Start of SOURCE DATA

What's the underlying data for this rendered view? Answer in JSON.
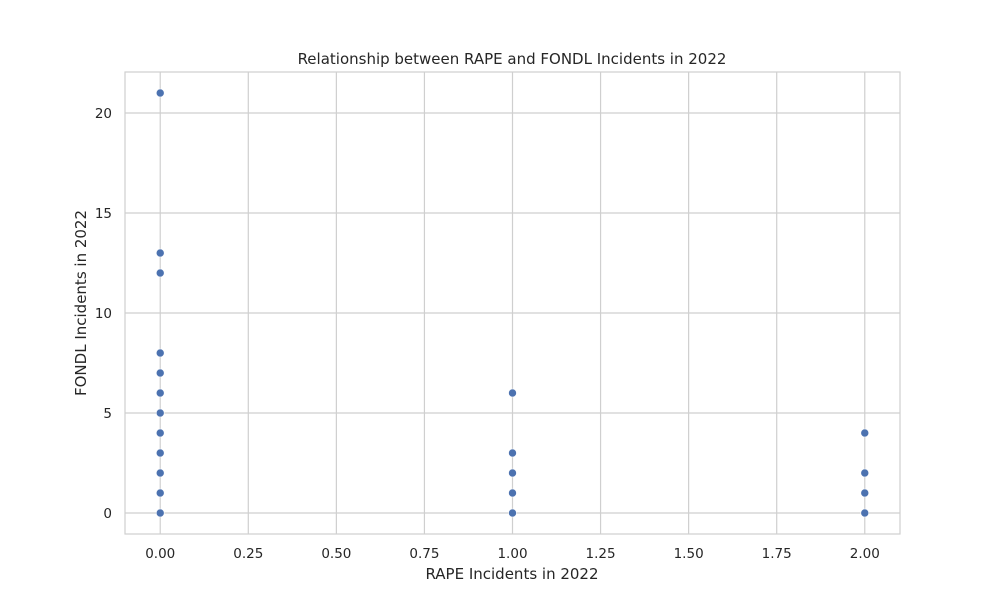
{
  "chart_data": {
    "type": "scatter",
    "title": "Relationship between RAPE and FONDL Incidents in 2022",
    "xlabel": "RAPE Incidents in 2022",
    "ylabel": "FONDL Incidents in 2022",
    "xlim": [
      -0.1,
      2.1
    ],
    "ylim": [
      -1.05,
      22.05
    ],
    "xticks": [
      0,
      0.25,
      0.5,
      0.75,
      1,
      1.25,
      1.5,
      1.75,
      2
    ],
    "xtick_labels": [
      "0.00",
      "0.25",
      "0.50",
      "0.75",
      "1.00",
      "1.25",
      "1.50",
      "1.75",
      "2.00"
    ],
    "yticks": [
      0,
      5,
      10,
      15,
      20
    ],
    "ytick_labels": [
      "0",
      "5",
      "10",
      "15",
      "20"
    ],
    "grid": true,
    "point_color": "#4c72b0",
    "points": [
      {
        "x": 0,
        "y": 21
      },
      {
        "x": 0,
        "y": 13
      },
      {
        "x": 0,
        "y": 12
      },
      {
        "x": 0,
        "y": 8
      },
      {
        "x": 0,
        "y": 7
      },
      {
        "x": 0,
        "y": 6
      },
      {
        "x": 0,
        "y": 5
      },
      {
        "x": 0,
        "y": 4
      },
      {
        "x": 0,
        "y": 3
      },
      {
        "x": 0,
        "y": 2
      },
      {
        "x": 0,
        "y": 1
      },
      {
        "x": 0,
        "y": 0
      },
      {
        "x": 1,
        "y": 6
      },
      {
        "x": 1,
        "y": 3
      },
      {
        "x": 1,
        "y": 2
      },
      {
        "x": 1,
        "y": 1
      },
      {
        "x": 1,
        "y": 0
      },
      {
        "x": 2,
        "y": 4
      },
      {
        "x": 2,
        "y": 2
      },
      {
        "x": 2,
        "y": 1
      },
      {
        "x": 2,
        "y": 0
      }
    ]
  }
}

End of SOURCE DATA

WHAT THE TASK REQUIRES:
Among the lines above, how many contain the string "Incidents"? State the number alone.

ANSWER TO THIS TASK:
3